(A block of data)

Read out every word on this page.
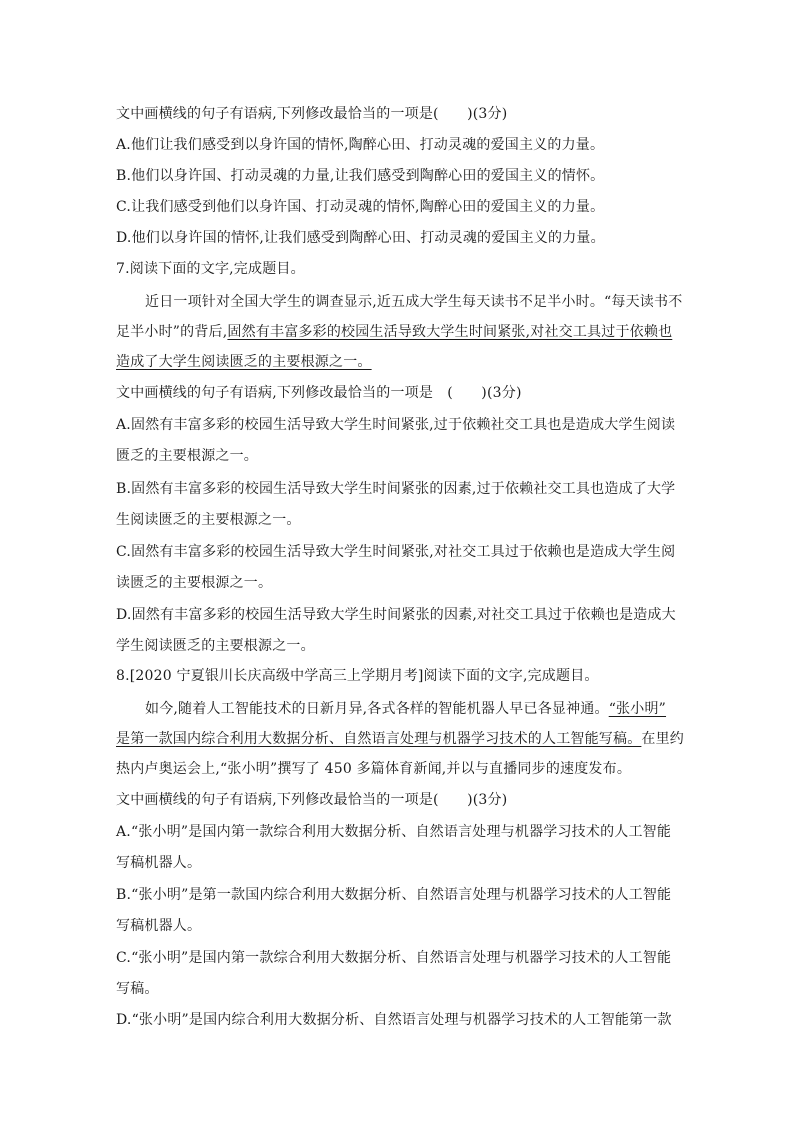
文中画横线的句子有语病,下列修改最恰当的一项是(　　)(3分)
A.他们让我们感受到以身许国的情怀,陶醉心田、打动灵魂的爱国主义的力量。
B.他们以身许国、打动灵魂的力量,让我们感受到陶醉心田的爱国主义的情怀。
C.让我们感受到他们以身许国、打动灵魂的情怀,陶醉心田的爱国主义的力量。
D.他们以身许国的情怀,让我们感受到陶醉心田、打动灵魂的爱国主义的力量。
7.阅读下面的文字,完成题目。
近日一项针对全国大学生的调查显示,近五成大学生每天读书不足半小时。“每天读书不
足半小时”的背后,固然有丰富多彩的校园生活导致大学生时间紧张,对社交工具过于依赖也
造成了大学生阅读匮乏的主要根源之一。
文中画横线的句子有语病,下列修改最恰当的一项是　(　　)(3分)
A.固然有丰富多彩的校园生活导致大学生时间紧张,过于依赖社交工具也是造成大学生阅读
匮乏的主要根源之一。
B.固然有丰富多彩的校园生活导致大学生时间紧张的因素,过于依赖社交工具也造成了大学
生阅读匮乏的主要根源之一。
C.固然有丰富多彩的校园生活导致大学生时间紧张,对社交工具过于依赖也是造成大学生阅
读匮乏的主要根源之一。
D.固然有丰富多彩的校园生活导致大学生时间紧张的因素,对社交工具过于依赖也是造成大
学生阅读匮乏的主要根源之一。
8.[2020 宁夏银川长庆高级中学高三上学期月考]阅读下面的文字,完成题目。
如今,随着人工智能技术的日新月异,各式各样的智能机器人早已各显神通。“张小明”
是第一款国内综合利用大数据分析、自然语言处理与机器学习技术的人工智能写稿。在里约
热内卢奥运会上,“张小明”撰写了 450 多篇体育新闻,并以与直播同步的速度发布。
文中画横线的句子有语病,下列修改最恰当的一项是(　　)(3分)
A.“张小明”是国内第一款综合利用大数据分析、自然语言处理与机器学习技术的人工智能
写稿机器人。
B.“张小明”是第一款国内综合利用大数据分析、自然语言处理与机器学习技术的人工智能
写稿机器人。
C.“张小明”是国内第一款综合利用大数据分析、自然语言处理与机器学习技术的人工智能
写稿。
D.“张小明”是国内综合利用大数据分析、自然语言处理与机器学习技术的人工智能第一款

**Your goal**
Every line that holds the word "打动灵魂的爱国主义的力量" should be extracted.

**Expected answer**
A.他们让我们感受到以身许国的情怀,陶醉心田、打动灵魂的爱国主义的力量。
D.他们以身许国的情怀,让我们感受到陶醉心田、打动灵魂的爱国主义的力量。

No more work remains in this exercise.